WORK REQUIRED:
Return each entry exactly, with none missing.

DATA PROVIDED:
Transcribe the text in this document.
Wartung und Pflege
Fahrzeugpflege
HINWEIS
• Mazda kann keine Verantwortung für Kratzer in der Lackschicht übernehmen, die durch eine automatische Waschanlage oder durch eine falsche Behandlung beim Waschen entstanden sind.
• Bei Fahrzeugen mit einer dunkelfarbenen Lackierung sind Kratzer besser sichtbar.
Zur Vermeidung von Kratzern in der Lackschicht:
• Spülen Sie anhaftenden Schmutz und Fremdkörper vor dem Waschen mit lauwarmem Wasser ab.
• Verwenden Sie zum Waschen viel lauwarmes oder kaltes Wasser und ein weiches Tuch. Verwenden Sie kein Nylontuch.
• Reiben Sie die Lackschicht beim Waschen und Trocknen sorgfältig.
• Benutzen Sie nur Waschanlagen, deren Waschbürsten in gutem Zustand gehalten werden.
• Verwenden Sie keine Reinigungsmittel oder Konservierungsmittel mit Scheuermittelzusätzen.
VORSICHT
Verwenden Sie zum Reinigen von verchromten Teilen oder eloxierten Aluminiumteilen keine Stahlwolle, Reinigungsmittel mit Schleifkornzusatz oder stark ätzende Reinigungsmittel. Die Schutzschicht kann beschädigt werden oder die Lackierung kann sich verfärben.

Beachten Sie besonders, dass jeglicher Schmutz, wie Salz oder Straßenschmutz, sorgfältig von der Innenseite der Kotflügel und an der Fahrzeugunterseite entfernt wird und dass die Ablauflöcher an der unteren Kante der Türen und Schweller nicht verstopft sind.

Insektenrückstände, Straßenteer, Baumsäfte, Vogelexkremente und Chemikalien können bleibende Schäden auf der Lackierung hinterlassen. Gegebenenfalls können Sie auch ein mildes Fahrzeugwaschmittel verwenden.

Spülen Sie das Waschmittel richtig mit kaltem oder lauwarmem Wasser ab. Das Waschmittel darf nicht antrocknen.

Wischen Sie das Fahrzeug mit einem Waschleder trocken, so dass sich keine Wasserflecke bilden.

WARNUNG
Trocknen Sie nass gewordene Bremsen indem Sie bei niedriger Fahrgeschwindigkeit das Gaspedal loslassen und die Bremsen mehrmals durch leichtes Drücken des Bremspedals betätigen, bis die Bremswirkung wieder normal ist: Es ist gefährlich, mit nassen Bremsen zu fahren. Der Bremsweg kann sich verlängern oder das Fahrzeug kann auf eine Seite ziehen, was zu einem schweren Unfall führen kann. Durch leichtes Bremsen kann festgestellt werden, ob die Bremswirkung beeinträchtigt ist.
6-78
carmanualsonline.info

RESPONSE TO THE EXERCISE:
Transcribe the text in this document.
Wartung und Pflege
Fahrzeugpflege
HINWEIS
• Mazda kann keine Verantwortung für Kratzer in der Lackschicht übernehmen, die durch eine automatische Waschanlage oder durch eine falsche Behandlung beim Waschen entstanden sind.
• Bei Fahrzeugen mit einer dunkelfarbenen Lackierung sind Kratzer besser sichtbar.
Zur Vermeidung von Kratzern in der Lackschicht:
• Spülen Sie anhaftenden Schmutz und Fremdkörper vor dem Waschen mit lauwarmem Wasser ab.
• Verwenden Sie zum Waschen viel lauwarmes oder kaltes Wasser und ein weiches Tuch. Verwenden Sie kein Nylontuch.
• Reiben Sie die Lackschicht beim Waschen und Trocknen sorgfältig.
• Benutzen Sie nur Waschanlagen, deren Waschbürsten in gutem Zustand gehalten werden.
• Verwenden Sie keine Reinigungsmittel oder Konservierungsmittel mit Scheuermittelzusätzen.
VORSICHT
Verwenden Sie zum Reinigen von verchromten Teilen oder eloxierten Aluminiumteilen keine Stahlwolle, Reinigungsmittel mit Schleifkornzusatz oder stark ätzende Reinigungsmittel. Die Schutzschicht kann beschädigt werden oder die Lackierung kann sich verfärben.

Beachten Sie besonders, dass jeglicher Schmutz, wie Salz oder Straßenschmutz, sorgfältig von der Innenseite der Kotflügel und an der Fahrzeugunterseite entfernt wird und dass die Ablauflöcher an der unteren Kante der Türen und Schweller nicht verstopft sind.

Insektenrückstände, Straßenteer, Baumsäfte, Vogelexkremente und Chemikalien können bleibende Schäden auf der Lackierung hinterlassen. Gegebenenfalls können Sie auch ein mildes Fahrzeugwaschmittel verwenden.

Spülen Sie das Waschmittel richtig mit kaltem oder lauwarmem Wasser ab. Das Waschmittel darf nicht antrocknen.

Wischen Sie das Fahrzeug mit einem Waschleder trocken, so dass sich keine Wasserflecke bilden.

WARNUNG
Trocknen Sie nass gewordene Bremsen indem Sie bei niedriger Fahrgeschwindigkeit das Gaspedal loslassen und die Bremsen mehrmals durch leichtes Drücken des Bremspedals betätigen, bis die Bremswirkung wieder normal ist: Es ist gefährlich, mit nassen Bremsen zu fahren. Der Bremsweg kann sich verlängern oder das Fahrzeug kann auf eine Seite ziehen, was zu einem schweren Unfall führen kann. Durch leichtes Bremsen kann festgestellt werden, ob die Bremswirkung beeinträchtigt ist.
6-78
carmanualsonline.info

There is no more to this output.